• **Task objective**
Could every line of the data be printed exactly as it reads?

• **Items**
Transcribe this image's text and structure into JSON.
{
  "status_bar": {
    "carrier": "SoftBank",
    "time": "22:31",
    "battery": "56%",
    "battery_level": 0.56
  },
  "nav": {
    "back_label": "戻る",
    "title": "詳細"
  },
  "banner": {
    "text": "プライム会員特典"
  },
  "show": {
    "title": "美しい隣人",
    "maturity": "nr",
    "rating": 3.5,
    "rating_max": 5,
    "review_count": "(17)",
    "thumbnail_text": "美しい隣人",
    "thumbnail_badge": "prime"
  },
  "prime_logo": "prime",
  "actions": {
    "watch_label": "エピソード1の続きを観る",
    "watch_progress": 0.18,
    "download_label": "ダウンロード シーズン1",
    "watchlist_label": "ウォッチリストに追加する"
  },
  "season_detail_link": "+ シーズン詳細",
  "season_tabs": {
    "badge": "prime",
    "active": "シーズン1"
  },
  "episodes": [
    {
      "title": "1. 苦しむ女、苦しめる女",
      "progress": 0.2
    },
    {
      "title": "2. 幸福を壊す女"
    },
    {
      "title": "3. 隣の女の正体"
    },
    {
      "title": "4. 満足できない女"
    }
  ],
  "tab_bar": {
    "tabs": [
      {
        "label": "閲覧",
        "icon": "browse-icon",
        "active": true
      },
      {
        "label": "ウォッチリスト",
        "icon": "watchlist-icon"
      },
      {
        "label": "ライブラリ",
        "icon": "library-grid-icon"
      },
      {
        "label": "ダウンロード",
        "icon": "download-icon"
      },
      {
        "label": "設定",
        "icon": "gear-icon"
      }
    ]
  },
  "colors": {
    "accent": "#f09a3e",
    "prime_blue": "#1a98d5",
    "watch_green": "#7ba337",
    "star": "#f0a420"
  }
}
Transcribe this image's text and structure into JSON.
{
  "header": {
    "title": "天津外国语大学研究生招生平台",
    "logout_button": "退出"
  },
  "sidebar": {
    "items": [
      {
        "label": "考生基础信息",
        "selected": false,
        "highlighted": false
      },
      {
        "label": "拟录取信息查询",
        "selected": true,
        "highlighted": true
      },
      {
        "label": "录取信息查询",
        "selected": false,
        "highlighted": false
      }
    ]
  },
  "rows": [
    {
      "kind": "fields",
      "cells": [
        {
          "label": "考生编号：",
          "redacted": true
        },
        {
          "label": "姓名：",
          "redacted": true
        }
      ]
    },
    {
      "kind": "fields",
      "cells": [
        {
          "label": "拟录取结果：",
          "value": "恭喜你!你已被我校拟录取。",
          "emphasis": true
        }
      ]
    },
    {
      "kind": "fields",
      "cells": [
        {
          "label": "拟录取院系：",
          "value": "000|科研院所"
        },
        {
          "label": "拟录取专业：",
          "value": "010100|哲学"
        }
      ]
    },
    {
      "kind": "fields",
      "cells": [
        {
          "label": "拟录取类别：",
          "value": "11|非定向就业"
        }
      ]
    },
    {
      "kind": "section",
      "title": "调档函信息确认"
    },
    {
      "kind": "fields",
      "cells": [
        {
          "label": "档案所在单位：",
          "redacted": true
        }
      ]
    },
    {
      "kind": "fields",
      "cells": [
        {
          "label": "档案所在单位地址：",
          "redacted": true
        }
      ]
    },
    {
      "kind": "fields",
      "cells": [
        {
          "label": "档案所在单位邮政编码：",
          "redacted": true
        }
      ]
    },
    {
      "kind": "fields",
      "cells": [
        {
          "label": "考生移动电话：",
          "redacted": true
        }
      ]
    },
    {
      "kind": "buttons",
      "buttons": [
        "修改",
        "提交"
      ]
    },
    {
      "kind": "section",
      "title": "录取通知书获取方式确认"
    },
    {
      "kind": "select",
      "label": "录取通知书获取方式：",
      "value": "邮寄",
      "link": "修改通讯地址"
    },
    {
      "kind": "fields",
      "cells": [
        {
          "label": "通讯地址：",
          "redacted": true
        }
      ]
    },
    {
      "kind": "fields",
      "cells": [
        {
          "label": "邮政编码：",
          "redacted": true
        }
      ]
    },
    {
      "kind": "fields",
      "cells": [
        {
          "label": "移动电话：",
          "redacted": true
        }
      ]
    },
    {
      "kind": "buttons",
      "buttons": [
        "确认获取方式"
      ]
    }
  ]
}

• **Correct output**
Transcribe this image's text and structure into JSON.
{
  "status_bar": {
    "carrier": "SoftBank",
    "time": "22:31",
    "battery": "56%",
    "battery_level": 0.56
  },
  "nav": {
    "back_label": "戻る",
    "title": "詳細"
  },
  "banner": {
    "text": "プライム会員特典"
  },
  "show": {
    "title": "美しい隣人",
    "maturity": "nr",
    "rating": 3.5,
    "rating_max": 5,
    "review_count": "(17)",
    "thumbnail_text": "美しい隣人",
    "thumbnail_badge": "prime"
  },
  "prime_logo": "prime",
  "actions": {
    "watch_label": "エピソード1の続きを観る",
    "watch_progress": 0.18,
    "download_label": "ダウンロード シーズン1",
    "watchlist_label": "ウォッチリストに追加する"
  },
  "season_detail_link": "+ シーズン詳細",
  "season_tabs": {
    "badge": "prime",
    "active": "シーズン1"
  },
  "episodes": [
    {
      "title": "1. 苦しむ女、苦しめる女",
      "progress": 0.2
    },
    {
      "title": "2. 幸福を壊す女"
    },
    {
      "title": "3. 隣の女の正体"
    },
    {
      "title": "4. 満足できない女"
    }
  ],
  "tab_bar": {
    "tabs": [
      {
        "label": "閲覧",
        "icon": "browse-icon",
        "active": true
      },
      {
        "label": "ウォッチリスト",
        "icon": "watchlist-icon"
      },
      {
        "label": "ライブラリ",
        "icon": "library-grid-icon"
      },
      {
        "label": "ダウンロード",
        "icon": "download-icon"
      },
      {
        "label": "設定",
        "icon": "gear-icon"
      }
    ]
  },
  "colors": {
    "accent": "#f09a3e",
    "prime_blue": "#1a98d5",
    "watch_green": "#7ba337",
    "star": "#f0a420"
  }
}
Transcribe this image's text and structure into JSON.
{
  "header": {
    "title": "天津外国语大学研究生招生平台",
    "logout_button": "退出"
  },
  "sidebar": {
    "items": [
      {
        "label": "考生基础信息",
        "selected": false,
        "highlighted": false
      },
      {
        "label": "拟录取信息查询",
        "selected": true,
        "highlighted": true
      },
      {
        "label": "录取信息查询",
        "selected": false,
        "highlighted": false
      }
    ]
  },
  "rows": [
    {
      "kind": "fields",
      "cells": [
        {
          "label": "考生编号：",
          "redacted": true
        },
        {
          "label": "姓名：",
          "redacted": true
        }
      ]
    },
    {
      "kind": "fields",
      "cells": [
        {
          "label": "拟录取结果：",
          "value": "恭喜你!你已被我校拟录取。",
          "emphasis": true
        }
      ]
    },
    {
      "kind": "fields",
      "cells": [
        {
          "label": "拟录取院系：",
          "value": "000|科研院所"
        },
        {
          "label": "拟录取专业：",
          "value": "010100|哲学"
        }
      ]
    },
    {
      "kind": "fields",
      "cells": [
        {
          "label": "拟录取类别：",
          "value": "11|非定向就业"
        }
      ]
    },
    {
      "kind": "section",
      "title": "调档函信息确认"
    },
    {
      "kind": "fields",
      "cells": [
        {
          "label": "档案所在单位：",
          "redacted": true
        }
      ]
    },
    {
      "kind": "fields",
      "cells": [
        {
          "label": "档案所在单位地址：",
          "redacted": true
        }
      ]
    },
    {
      "kind": "fields",
      "cells": [
        {
          "label": "档案所在单位邮政编码：",
          "redacted": true
        }
      ]
    },
    {
      "kind": "fields",
      "cells": [
        {
          "label": "考生移动电话：",
          "redacted": true
        }
      ]
    },
    {
      "kind": "buttons",
      "buttons": [
        "修改",
        "提交"
      ]
    },
    {
      "kind": "section",
      "title": "录取通知书获取方式确认"
    },
    {
      "kind": "select",
      "label": "录取通知书获取方式：",
      "value": "邮寄",
      "link": "修改通讯地址"
    },
    {
      "kind": "fields",
      "cells": [
        {
          "label": "通讯地址：",
          "redacted": true
        }
      ]
    },
    {
      "kind": "fields",
      "cells": [
        {
          "label": "邮政编码：",
          "redacted": true
        }
      ]
    },
    {
      "kind": "fields",
      "cells": [
        {
          "label": "移动电话：",
          "redacted": true
        }
      ]
    },
    {
      "kind": "buttons",
      "buttons": [
        "确认获取方式"
      ]
    }
  ]
}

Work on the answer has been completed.